### Written exercise:
Retype the full set of records. Keep every character identical.

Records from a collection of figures
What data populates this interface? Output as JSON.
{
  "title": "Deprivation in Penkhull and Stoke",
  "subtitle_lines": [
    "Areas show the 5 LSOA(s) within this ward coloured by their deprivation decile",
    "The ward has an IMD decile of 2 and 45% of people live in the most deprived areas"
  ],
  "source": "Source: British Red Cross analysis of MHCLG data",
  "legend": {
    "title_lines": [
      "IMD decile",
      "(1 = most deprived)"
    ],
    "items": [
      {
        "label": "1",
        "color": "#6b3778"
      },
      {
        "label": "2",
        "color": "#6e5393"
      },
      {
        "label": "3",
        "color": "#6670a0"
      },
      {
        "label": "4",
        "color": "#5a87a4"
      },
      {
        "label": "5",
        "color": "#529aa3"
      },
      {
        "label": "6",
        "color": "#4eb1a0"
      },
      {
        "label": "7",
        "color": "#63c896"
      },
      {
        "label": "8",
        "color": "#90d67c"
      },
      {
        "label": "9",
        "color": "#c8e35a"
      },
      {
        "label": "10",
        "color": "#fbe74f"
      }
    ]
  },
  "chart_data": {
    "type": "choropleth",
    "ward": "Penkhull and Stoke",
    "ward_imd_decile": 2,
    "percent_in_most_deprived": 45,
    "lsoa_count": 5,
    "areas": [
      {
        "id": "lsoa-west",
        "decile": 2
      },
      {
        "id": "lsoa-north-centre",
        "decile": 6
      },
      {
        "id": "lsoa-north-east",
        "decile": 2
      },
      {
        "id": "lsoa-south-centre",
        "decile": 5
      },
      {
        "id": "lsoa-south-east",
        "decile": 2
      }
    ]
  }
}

### Exercise solution:
What data populates this interface? Output as JSON.
{
  "title": "Deprivation in Penkhull and Stoke",
  "subtitle_lines": [
    "Areas show the 5 LSOA(s) within this ward coloured by their deprivation decile",
    "The ward has an IMD decile of 2 and 45% of people live in the most deprived areas"
  ],
  "source": "Source: British Red Cross analysis of MHCLG data",
  "legend": {
    "title_lines": [
      "IMD decile",
      "(1 = most deprived)"
    ],
    "items": [
      {
        "label": "1",
        "color": "#6b3778"
      },
      {
        "label": "2",
        "color": "#6e5393"
      },
      {
        "label": "3",
        "color": "#6670a0"
      },
      {
        "label": "4",
        "color": "#5a87a4"
      },
      {
        "label": "5",
        "color": "#529aa3"
      },
      {
        "label": "6",
        "color": "#4eb1a0"
      },
      {
        "label": "7",
        "color": "#63c896"
      },
      {
        "label": "8",
        "color": "#90d67c"
      },
      {
        "label": "9",
        "color": "#c8e35a"
      },
      {
        "label": "10",
        "color": "#fbe74f"
      }
    ]
  },
  "chart_data": {
    "type": "choropleth",
    "ward": "Penkhull and Stoke",
    "ward_imd_decile": 2,
    "percent_in_most_deprived": 45,
    "lsoa_count": 5,
    "areas": [
      {
        "id": "lsoa-west",
        "decile": 2
      },
      {
        "id": "lsoa-north-centre",
        "decile": 6
      },
      {
        "id": "lsoa-north-east",
        "decile": 2
      },
      {
        "id": "lsoa-south-centre",
        "decile": 5
      },
      {
        "id": "lsoa-south-east",
        "decile": 2
      }
    ]
  }
}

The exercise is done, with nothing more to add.